[Start of SUPPLIED RECORDS]

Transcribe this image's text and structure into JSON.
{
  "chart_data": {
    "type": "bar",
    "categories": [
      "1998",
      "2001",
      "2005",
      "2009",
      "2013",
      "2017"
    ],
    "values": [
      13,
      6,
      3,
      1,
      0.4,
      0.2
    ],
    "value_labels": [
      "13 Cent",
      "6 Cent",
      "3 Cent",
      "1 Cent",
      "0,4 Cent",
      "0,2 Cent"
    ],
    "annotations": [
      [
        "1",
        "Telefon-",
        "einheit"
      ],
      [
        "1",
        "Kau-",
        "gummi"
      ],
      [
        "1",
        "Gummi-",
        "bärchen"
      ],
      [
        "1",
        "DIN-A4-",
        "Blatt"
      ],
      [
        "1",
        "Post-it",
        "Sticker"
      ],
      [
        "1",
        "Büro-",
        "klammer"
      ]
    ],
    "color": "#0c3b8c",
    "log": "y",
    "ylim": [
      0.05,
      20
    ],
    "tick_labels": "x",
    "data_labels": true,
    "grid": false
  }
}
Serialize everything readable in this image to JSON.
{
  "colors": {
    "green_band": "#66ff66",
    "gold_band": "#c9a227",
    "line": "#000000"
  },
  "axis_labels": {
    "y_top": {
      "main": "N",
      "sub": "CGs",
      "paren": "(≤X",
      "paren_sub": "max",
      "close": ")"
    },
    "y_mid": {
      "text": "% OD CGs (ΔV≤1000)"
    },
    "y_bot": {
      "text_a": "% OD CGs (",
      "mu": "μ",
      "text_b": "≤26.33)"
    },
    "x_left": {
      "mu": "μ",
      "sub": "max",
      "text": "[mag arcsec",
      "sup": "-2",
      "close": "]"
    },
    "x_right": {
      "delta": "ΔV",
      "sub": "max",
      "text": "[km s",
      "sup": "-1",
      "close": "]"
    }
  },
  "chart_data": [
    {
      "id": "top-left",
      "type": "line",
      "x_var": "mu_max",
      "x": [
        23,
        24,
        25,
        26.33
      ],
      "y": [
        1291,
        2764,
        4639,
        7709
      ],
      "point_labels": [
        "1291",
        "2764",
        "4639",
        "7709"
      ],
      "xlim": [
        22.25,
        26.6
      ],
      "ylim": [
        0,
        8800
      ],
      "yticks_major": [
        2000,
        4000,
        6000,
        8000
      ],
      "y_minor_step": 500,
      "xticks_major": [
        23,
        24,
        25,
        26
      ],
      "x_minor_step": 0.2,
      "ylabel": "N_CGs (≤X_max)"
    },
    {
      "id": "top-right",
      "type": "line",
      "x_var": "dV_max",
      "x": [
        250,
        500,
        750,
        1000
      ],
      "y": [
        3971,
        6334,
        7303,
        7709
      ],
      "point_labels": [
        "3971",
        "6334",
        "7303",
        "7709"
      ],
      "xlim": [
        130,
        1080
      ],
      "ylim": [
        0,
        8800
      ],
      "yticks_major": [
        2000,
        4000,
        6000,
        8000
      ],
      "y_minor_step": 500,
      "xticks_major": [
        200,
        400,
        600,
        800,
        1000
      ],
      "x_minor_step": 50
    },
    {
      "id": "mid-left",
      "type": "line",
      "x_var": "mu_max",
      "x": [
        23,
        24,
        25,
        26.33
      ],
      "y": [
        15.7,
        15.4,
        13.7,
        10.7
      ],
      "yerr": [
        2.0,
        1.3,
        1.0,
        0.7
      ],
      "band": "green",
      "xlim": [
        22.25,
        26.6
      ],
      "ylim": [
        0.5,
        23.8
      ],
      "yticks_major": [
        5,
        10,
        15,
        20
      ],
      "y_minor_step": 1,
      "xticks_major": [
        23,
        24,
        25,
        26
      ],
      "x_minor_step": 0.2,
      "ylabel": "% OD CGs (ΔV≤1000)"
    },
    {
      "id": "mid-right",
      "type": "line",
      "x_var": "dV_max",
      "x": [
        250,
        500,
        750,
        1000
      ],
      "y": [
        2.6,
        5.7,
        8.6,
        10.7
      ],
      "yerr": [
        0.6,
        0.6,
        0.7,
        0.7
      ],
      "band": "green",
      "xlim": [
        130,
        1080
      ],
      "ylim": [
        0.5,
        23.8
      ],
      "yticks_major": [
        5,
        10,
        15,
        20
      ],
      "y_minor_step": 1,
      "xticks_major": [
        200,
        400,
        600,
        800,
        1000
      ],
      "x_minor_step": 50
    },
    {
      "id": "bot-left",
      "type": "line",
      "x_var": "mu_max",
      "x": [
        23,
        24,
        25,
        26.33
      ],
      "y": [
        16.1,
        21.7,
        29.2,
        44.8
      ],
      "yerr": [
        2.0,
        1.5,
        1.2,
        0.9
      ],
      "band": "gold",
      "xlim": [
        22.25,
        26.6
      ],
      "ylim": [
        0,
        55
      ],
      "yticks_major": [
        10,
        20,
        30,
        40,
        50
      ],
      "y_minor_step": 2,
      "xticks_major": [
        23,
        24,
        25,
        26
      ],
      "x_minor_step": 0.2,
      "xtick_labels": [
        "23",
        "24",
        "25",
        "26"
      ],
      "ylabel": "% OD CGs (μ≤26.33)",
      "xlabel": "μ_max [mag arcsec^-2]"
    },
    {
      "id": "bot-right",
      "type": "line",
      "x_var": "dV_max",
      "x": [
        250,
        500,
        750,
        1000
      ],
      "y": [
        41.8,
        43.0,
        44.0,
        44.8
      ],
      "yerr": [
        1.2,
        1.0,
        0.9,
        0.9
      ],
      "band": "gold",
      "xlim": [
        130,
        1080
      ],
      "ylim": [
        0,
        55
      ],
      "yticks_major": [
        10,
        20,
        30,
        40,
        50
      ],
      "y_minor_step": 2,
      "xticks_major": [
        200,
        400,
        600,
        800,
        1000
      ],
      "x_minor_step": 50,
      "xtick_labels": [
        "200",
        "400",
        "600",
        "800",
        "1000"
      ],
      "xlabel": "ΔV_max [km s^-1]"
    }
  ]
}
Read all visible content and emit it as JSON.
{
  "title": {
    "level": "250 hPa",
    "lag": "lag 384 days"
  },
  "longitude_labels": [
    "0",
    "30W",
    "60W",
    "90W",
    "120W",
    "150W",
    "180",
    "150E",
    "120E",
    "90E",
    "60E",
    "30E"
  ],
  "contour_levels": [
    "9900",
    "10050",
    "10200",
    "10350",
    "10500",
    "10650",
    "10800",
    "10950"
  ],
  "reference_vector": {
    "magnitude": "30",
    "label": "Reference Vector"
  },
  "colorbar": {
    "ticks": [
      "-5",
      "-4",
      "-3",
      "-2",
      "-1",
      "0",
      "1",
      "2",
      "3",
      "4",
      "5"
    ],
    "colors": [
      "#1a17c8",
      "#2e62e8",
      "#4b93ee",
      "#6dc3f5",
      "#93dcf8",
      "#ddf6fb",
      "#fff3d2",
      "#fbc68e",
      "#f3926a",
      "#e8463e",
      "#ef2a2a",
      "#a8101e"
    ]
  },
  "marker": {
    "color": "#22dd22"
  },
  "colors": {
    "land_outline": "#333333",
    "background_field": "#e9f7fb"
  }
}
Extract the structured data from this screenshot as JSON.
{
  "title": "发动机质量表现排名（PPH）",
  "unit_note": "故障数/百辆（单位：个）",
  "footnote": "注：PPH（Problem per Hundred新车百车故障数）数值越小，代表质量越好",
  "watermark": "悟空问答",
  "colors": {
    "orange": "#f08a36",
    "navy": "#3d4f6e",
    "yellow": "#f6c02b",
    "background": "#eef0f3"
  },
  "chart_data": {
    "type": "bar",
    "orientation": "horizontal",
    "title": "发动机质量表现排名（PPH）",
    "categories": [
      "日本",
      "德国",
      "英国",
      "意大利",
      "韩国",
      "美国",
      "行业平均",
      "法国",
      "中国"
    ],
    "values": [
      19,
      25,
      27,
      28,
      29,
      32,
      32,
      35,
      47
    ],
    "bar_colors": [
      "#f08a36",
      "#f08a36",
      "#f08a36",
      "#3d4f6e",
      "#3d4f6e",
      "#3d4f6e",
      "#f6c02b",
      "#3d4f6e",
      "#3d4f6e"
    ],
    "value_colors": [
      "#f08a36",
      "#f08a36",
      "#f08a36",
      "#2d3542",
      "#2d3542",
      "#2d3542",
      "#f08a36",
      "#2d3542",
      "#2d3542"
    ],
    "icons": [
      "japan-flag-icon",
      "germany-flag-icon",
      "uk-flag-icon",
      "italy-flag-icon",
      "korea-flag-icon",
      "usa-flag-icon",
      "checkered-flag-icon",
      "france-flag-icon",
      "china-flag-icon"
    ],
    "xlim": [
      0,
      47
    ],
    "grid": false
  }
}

[End of SUPPLIED RECORDS]

### EXERCISE OBJECTIVE
Review the preceding data and report every line that includes the string "JSON".

### TASK RESPONSE
Transcribe this image's text and structure into JSON.
Serialize everything readable in this image to JSON.
Read all visible content and emit it as JSON.
Extract the structured data from this screenshot as JSON.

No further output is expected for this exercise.